→ GIVEN TASK:
Set down the material below in full, matching it exactly.
▬▬▬▬▬▬▬▬▬▬
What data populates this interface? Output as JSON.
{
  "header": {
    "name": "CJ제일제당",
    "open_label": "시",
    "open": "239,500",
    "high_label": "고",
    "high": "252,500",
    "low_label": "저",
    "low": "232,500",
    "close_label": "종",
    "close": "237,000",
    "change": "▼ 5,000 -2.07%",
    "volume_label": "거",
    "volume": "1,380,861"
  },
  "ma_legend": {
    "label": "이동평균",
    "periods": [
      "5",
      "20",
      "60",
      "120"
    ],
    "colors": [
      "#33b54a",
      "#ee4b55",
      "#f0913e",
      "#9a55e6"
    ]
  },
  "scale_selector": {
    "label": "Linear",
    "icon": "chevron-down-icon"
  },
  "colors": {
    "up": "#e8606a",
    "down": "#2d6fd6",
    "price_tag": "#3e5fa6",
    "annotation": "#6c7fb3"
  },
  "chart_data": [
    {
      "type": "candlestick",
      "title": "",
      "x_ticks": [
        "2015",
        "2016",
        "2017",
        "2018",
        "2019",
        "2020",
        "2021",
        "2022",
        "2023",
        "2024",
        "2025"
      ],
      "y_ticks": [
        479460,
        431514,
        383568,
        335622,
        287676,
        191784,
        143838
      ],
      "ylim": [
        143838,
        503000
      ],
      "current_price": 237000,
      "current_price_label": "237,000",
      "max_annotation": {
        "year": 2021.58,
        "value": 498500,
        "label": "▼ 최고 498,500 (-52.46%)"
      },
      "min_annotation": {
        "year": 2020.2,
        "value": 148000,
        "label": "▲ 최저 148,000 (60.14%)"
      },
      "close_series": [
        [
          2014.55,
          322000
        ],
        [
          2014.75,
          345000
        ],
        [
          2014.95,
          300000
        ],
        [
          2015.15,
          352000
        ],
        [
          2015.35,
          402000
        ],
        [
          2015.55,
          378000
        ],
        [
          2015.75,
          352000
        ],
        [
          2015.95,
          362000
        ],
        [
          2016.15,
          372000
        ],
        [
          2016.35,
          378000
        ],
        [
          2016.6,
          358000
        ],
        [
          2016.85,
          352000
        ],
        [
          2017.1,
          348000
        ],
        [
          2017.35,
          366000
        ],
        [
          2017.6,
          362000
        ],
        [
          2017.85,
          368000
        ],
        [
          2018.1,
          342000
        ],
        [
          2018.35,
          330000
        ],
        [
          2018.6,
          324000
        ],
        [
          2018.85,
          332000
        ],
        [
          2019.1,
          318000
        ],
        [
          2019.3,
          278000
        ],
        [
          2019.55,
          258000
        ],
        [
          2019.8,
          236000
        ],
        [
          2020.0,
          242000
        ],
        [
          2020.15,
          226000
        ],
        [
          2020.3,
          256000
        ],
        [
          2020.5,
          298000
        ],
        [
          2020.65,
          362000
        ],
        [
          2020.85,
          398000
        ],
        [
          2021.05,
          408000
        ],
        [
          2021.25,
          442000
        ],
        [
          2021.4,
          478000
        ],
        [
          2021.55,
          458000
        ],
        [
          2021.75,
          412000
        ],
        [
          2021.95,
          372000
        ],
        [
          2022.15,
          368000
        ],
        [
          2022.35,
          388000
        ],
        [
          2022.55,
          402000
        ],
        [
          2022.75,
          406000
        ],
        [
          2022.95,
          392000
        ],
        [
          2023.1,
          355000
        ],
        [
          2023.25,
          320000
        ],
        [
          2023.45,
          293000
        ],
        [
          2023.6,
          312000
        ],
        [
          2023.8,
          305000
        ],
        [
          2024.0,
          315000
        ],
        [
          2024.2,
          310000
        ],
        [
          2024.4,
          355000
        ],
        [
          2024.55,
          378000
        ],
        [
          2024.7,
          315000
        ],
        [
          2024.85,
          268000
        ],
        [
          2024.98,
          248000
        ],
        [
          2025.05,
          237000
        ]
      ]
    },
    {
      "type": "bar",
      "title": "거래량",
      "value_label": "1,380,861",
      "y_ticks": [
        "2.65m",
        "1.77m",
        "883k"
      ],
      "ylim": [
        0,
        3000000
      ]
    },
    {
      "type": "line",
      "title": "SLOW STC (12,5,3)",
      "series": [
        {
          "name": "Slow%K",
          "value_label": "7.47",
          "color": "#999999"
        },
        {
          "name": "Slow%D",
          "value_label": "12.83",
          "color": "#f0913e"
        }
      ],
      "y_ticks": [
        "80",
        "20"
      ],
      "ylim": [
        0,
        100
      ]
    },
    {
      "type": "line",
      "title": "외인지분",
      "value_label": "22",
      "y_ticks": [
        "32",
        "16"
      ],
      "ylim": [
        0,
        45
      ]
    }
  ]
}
▬▬▬▬▬▬▬▬▬▬
→ TASK ANSWER:
What data populates this interface? Output as JSON.
{
  "header": {
    "name": "CJ제일제당",
    "open_label": "시",
    "open": "239,500",
    "high_label": "고",
    "high": "252,500",
    "low_label": "저",
    "low": "232,500",
    "close_label": "종",
    "close": "237,000",
    "change": "▼ 5,000 -2.07%",
    "volume_label": "거",
    "volume": "1,380,861"
  },
  "ma_legend": {
    "label": "이동평균",
    "periods": [
      "5",
      "20",
      "60",
      "120"
    ],
    "colors": [
      "#33b54a",
      "#ee4b55",
      "#f0913e",
      "#9a55e6"
    ]
  },
  "scale_selector": {
    "label": "Linear",
    "icon": "chevron-down-icon"
  },
  "colors": {
    "up": "#e8606a",
    "down": "#2d6fd6",
    "price_tag": "#3e5fa6",
    "annotation": "#6c7fb3"
  },
  "chart_data": [
    {
      "type": "candlestick",
      "title": "",
      "x_ticks": [
        "2015",
        "2016",
        "2017",
        "2018",
        "2019",
        "2020",
        "2021",
        "2022",
        "2023",
        "2024",
        "2025"
      ],
      "y_ticks": [
        479460,
        431514,
        383568,
        335622,
        287676,
        191784,
        143838
      ],
      "ylim": [
        143838,
        503000
      ],
      "current_price": 237000,
      "current_price_label": "237,000",
      "max_annotation": {
        "year": 2021.58,
        "value": 498500,
        "label": "▼ 최고 498,500 (-52.46%)"
      },
      "min_annotation": {
        "year": 2020.2,
        "value": 148000,
        "label": "▲ 최저 148,000 (60.14%)"
      },
      "close_series": [
        [
          2014.55,
          322000
        ],
        [
          2014.75,
          345000
        ],
        [
          2014.95,
          300000
        ],
        [
          2015.15,
          352000
        ],
        [
          2015.35,
          402000
        ],
        [
          2015.55,
          378000
        ],
        [
          2015.75,
          352000
        ],
        [
          2015.95,
          362000
        ],
        [
          2016.15,
          372000
        ],
        [
          2016.35,
          378000
        ],
        [
          2016.6,
          358000
        ],
        [
          2016.85,
          352000
        ],
        [
          2017.1,
          348000
        ],
        [
          2017.35,
          366000
        ],
        [
          2017.6,
          362000
        ],
        [
          2017.85,
          368000
        ],
        [
          2018.1,
          342000
        ],
        [
          2018.35,
          330000
        ],
        [
          2018.6,
          324000
        ],
        [
          2018.85,
          332000
        ],
        [
          2019.1,
          318000
        ],
        [
          2019.3,
          278000
        ],
        [
          2019.55,
          258000
        ],
        [
          2019.8,
          236000
        ],
        [
          2020.0,
          242000
        ],
        [
          2020.15,
          226000
        ],
        [
          2020.3,
          256000
        ],
        [
          2020.5,
          298000
        ],
        [
          2020.65,
          362000
        ],
        [
          2020.85,
          398000
        ],
        [
          2021.05,
          408000
        ],
        [
          2021.25,
          442000
        ],
        [
          2021.4,
          478000
        ],
        [
          2021.55,
          458000
        ],
        [
          2021.75,
          412000
        ],
        [
          2021.95,
          372000
        ],
        [
          2022.15,
          368000
        ],
        [
          2022.35,
          388000
        ],
        [
          2022.55,
          402000
        ],
        [
          2022.75,
          406000
        ],
        [
          2022.95,
          392000
        ],
        [
          2023.1,
          355000
        ],
        [
          2023.25,
          320000
        ],
        [
          2023.45,
          293000
        ],
        [
          2023.6,
          312000
        ],
        [
          2023.8,
          305000
        ],
        [
          2024.0,
          315000
        ],
        [
          2024.2,
          310000
        ],
        [
          2024.4,
          355000
        ],
        [
          2024.55,
          378000
        ],
        [
          2024.7,
          315000
        ],
        [
          2024.85,
          268000
        ],
        [
          2024.98,
          248000
        ],
        [
          2025.05,
          237000
        ]
      ]
    },
    {
      "type": "bar",
      "title": "거래량",
      "value_label": "1,380,861",
      "y_ticks": [
        "2.65m",
        "1.77m",
        "883k"
      ],
      "ylim": [
        0,
        3000000
      ]
    },
    {
      "type": "line",
      "title": "SLOW STC (12,5,3)",
      "series": [
        {
          "name": "Slow%K",
          "value_label": "7.47",
          "color": "#999999"
        },
        {
          "name": "Slow%D",
          "value_label": "12.83",
          "color": "#f0913e"
        }
      ],
      "y_ticks": [
        "80",
        "20"
      ],
      "ylim": [
        0,
        100
      ]
    },
    {
      "type": "line",
      "title": "외인지분",
      "value_label": "22",
      "y_ticks": [
        "32",
        "16"
      ],
      "ylim": [
        0,
        45
      ]
    }
  ]
}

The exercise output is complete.